## Work to do
Would you return all of this data exactly, leaving nothing out?

## Exercise material
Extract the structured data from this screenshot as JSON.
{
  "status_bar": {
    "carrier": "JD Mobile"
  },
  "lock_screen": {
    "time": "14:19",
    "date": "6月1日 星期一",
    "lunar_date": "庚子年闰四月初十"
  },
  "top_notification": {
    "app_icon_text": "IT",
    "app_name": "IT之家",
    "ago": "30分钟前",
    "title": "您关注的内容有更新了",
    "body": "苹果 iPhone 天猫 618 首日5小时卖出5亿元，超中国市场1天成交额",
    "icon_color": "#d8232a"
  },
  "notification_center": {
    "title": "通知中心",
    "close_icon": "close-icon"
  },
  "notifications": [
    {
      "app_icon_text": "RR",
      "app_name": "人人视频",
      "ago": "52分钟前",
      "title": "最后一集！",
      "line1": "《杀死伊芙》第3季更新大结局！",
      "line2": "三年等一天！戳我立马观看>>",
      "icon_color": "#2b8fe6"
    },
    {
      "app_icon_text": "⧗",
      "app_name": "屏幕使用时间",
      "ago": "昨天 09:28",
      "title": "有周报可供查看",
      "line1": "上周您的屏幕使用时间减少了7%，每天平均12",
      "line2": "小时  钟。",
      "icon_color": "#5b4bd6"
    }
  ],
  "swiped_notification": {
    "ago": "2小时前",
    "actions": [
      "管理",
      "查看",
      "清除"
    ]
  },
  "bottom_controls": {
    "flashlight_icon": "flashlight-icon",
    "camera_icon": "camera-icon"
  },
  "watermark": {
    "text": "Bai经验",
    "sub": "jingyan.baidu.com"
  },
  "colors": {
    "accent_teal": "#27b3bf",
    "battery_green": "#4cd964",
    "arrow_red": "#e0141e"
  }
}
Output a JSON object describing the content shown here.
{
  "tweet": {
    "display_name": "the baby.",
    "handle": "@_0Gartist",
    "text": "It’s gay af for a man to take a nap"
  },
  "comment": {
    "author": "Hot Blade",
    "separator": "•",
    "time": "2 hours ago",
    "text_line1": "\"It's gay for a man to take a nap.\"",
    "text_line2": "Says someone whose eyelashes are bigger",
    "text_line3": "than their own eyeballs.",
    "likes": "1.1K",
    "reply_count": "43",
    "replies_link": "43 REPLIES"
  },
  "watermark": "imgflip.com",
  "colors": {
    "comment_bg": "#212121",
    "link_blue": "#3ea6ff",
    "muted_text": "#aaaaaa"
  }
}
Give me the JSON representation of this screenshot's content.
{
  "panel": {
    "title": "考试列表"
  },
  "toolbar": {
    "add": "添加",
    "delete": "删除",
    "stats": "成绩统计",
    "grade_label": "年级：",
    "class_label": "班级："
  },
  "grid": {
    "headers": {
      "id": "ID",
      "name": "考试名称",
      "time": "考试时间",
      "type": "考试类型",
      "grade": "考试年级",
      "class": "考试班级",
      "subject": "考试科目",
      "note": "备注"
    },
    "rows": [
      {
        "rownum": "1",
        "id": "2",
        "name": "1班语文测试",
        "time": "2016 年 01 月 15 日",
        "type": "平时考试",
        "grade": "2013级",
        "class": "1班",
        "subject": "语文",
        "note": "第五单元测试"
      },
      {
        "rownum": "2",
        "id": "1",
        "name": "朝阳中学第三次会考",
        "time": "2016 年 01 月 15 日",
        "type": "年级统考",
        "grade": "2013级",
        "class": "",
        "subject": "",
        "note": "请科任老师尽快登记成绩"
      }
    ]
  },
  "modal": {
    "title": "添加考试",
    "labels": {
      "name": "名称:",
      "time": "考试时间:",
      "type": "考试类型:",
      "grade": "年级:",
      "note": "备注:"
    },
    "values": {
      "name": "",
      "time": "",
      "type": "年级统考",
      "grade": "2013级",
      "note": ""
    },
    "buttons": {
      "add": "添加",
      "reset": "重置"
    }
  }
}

## Reply
Extract the structured data from this screenshot as JSON.
{
  "status_bar": {
    "carrier": "JD Mobile"
  },
  "lock_screen": {
    "time": "14:19",
    "date": "6月1日 星期一",
    "lunar_date": "庚子年闰四月初十"
  },
  "top_notification": {
    "app_icon_text": "IT",
    "app_name": "IT之家",
    "ago": "30分钟前",
    "title": "您关注的内容有更新了",
    "body": "苹果 iPhone 天猫 618 首日5小时卖出5亿元，超中国市场1天成交额",
    "icon_color": "#d8232a"
  },
  "notification_center": {
    "title": "通知中心",
    "close_icon": "close-icon"
  },
  "notifications": [
    {
      "app_icon_text": "RR",
      "app_name": "人人视频",
      "ago": "52分钟前",
      "title": "最后一集！",
      "line1": "《杀死伊芙》第3季更新大结局！",
      "line2": "三年等一天！戳我立马观看>>",
      "icon_color": "#2b8fe6"
    },
    {
      "app_icon_text": "⧗",
      "app_name": "屏幕使用时间",
      "ago": "昨天 09:28",
      "title": "有周报可供查看",
      "line1": "上周您的屏幕使用时间减少了7%，每天平均12",
      "line2": "小时  钟。",
      "icon_color": "#5b4bd6"
    }
  ],
  "swiped_notification": {
    "ago": "2小时前",
    "actions": [
      "管理",
      "查看",
      "清除"
    ]
  },
  "bottom_controls": {
    "flashlight_icon": "flashlight-icon",
    "camera_icon": "camera-icon"
  },
  "watermark": {
    "text": "Bai经验",
    "sub": "jingyan.baidu.com"
  },
  "colors": {
    "accent_teal": "#27b3bf",
    "battery_green": "#4cd964",
    "arrow_red": "#e0141e"
  }
}
Output a JSON object describing the content shown here.
{
  "tweet": {
    "display_name": "the baby.",
    "handle": "@_0Gartist",
    "text": "It’s gay af for a man to take a nap"
  },
  "comment": {
    "author": "Hot Blade",
    "separator": "•",
    "time": "2 hours ago",
    "text_line1": "\"It's gay for a man to take a nap.\"",
    "text_line2": "Says someone whose eyelashes are bigger",
    "text_line3": "than their own eyeballs.",
    "likes": "1.1K",
    "reply_count": "43",
    "replies_link": "43 REPLIES"
  },
  "watermark": "imgflip.com",
  "colors": {
    "comment_bg": "#212121",
    "link_blue": "#3ea6ff",
    "muted_text": "#aaaaaa"
  }
}
Give me the JSON representation of this screenshot's content.
{
  "panel": {
    "title": "考试列表"
  },
  "toolbar": {
    "add": "添加",
    "delete": "删除",
    "stats": "成绩统计",
    "grade_label": "年级：",
    "class_label": "班级："
  },
  "grid": {
    "headers": {
      "id": "ID",
      "name": "考试名称",
      "time": "考试时间",
      "type": "考试类型",
      "grade": "考试年级",
      "class": "考试班级",
      "subject": "考试科目",
      "note": "备注"
    },
    "rows": [
      {
        "rownum": "1",
        "id": "2",
        "name": "1班语文测试",
        "time": "2016 年 01 月 15 日",
        "type": "平时考试",
        "grade": "2013级",
        "class": "1班",
        "subject": "语文",
        "note": "第五单元测试"
      },
      {
        "rownum": "2",
        "id": "1",
        "name": "朝阳中学第三次会考",
        "time": "2016 年 01 月 15 日",
        "type": "年级统考",
        "grade": "2013级",
        "class": "",
        "subject": "",
        "note": "请科任老师尽快登记成绩"
      }
    ]
  },
  "modal": {
    "title": "添加考试",
    "labels": {
      "name": "名称:",
      "time": "考试时间:",
      "type": "考试类型:",
      "grade": "年级:",
      "note": "备注:"
    },
    "values": {
      "name": "",
      "time": "",
      "type": "年级统考",
      "grade": "2013级",
      "note": ""
    },
    "buttons": {
      "add": "添加",
      "reset": "重置"
    }
  }
}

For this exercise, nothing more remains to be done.